Can you write out the whole listing exactly?
┌─ RECORDS FOR THE TASK
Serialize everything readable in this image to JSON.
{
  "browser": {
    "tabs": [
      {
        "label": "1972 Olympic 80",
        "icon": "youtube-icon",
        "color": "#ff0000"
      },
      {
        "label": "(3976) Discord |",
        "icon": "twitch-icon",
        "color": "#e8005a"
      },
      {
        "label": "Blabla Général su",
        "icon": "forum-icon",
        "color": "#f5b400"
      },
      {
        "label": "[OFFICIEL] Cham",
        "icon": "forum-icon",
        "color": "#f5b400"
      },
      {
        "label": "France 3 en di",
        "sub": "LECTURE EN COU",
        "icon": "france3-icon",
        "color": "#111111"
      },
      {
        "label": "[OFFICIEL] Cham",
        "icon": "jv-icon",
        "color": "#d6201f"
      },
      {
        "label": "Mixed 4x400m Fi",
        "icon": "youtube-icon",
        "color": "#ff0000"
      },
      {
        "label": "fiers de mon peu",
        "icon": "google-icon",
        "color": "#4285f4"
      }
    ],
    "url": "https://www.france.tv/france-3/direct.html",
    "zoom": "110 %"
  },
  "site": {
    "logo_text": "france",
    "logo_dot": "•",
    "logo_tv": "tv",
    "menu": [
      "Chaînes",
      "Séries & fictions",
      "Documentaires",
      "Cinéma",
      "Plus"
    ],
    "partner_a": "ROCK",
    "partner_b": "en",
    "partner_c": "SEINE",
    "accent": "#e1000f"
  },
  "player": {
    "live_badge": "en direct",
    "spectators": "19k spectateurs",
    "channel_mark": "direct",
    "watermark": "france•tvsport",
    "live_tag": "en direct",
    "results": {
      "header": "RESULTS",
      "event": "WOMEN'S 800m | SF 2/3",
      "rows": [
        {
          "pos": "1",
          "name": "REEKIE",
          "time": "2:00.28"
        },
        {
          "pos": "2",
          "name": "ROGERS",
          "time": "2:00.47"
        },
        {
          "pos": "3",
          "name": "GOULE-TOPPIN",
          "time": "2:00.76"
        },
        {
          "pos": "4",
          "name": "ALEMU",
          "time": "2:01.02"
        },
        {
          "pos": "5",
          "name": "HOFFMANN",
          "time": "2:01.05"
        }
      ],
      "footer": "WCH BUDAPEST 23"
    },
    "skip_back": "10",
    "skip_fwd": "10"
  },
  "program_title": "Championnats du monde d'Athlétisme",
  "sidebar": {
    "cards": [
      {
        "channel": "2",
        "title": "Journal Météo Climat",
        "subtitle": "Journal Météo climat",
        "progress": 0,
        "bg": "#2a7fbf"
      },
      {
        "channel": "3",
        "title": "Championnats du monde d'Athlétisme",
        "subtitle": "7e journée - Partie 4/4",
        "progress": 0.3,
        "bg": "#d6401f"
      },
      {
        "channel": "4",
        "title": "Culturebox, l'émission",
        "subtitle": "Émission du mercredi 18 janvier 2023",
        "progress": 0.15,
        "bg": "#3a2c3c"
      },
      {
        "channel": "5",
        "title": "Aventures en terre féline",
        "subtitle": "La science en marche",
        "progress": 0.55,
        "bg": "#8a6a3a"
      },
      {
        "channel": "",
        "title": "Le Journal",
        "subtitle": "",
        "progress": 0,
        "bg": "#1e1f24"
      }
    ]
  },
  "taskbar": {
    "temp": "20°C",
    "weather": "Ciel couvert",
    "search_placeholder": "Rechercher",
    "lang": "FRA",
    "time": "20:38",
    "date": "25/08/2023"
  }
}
└─
• SOLUTION TO THIS EXERCISE:
Serialize everything readable in this image to JSON.
{
  "browser": {
    "tabs": [
      {
        "label": "1972 Olympic 80",
        "icon": "youtube-icon",
        "color": "#ff0000"
      },
      {
        "label": "(3976) Discord |",
        "icon": "twitch-icon",
        "color": "#e8005a"
      },
      {
        "label": "Blabla Général su",
        "icon": "forum-icon",
        "color": "#f5b400"
      },
      {
        "label": "[OFFICIEL] Cham",
        "icon": "forum-icon",
        "color": "#f5b400"
      },
      {
        "label": "France 3 en di",
        "sub": "LECTURE EN COU",
        "icon": "france3-icon",
        "color": "#111111"
      },
      {
        "label": "[OFFICIEL] Cham",
        "icon": "jv-icon",
        "color": "#d6201f"
      },
      {
        "label": "Mixed 4x400m Fi",
        "icon": "youtube-icon",
        "color": "#ff0000"
      },
      {
        "label": "fiers de mon peu",
        "icon": "google-icon",
        "color": "#4285f4"
      }
    ],
    "url": "https://www.france.tv/france-3/direct.html",
    "zoom": "110 %"
  },
  "site": {
    "logo_text": "france",
    "logo_dot": "•",
    "logo_tv": "tv",
    "menu": [
      "Chaînes",
      "Séries & fictions",
      "Documentaires",
      "Cinéma",
      "Plus"
    ],
    "partner_a": "ROCK",
    "partner_b": "en",
    "partner_c": "SEINE",
    "accent": "#e1000f"
  },
  "player": {
    "live_badge": "en direct",
    "spectators": "19k spectateurs",
    "channel_mark": "direct",
    "watermark": "france•tvsport",
    "live_tag": "en direct",
    "results": {
      "header": "RESULTS",
      "event": "WOMEN'S 800m | SF 2/3",
      "rows": [
        {
          "pos": "1",
          "name": "REEKIE",
          "time": "2:00.28"
        },
        {
          "pos": "2",
          "name": "ROGERS",
          "time": "2:00.47"
        },
        {
          "pos": "3",
          "name": "GOULE-TOPPIN",
          "time": "2:00.76"
        },
        {
          "pos": "4",
          "name": "ALEMU",
          "time": "2:01.02"
        },
        {
          "pos": "5",
          "name": "HOFFMANN",
          "time": "2:01.05"
        }
      ],
      "footer": "WCH BUDAPEST 23"
    },
    "skip_back": "10",
    "skip_fwd": "10"
  },
  "program_title": "Championnats du monde d'Athlétisme",
  "sidebar": {
    "cards": [
      {
        "channel": "2",
        "title": "Journal Météo Climat",
        "subtitle": "Journal Météo climat",
        "progress": 0,
        "bg": "#2a7fbf"
      },
      {
        "channel": "3",
        "title": "Championnats du monde d'Athlétisme",
        "subtitle": "7e journée - Partie 4/4",
        "progress": 0.3,
        "bg": "#d6401f"
      },
      {
        "channel": "4",
        "title": "Culturebox, l'émission",
        "subtitle": "Émission du mercredi 18 janvier 2023",
        "progress": 0.15,
        "bg": "#3a2c3c"
      },
      {
        "channel": "5",
        "title": "Aventures en terre féline",
        "subtitle": "La science en marche",
        "progress": 0.55,
        "bg": "#8a6a3a"
      },
      {
        "channel": "",
        "title": "Le Journal",
        "subtitle": "",
        "progress": 0,
        "bg": "#1e1f24"
      }
    ]
  },
  "taskbar": {
    "temp": "20°C",
    "weather": "Ciel couvert",
    "search_placeholder": "Rechercher",
    "lang": "FRA",
    "time": "20:38",
    "date": "25/08/2023"
  }
}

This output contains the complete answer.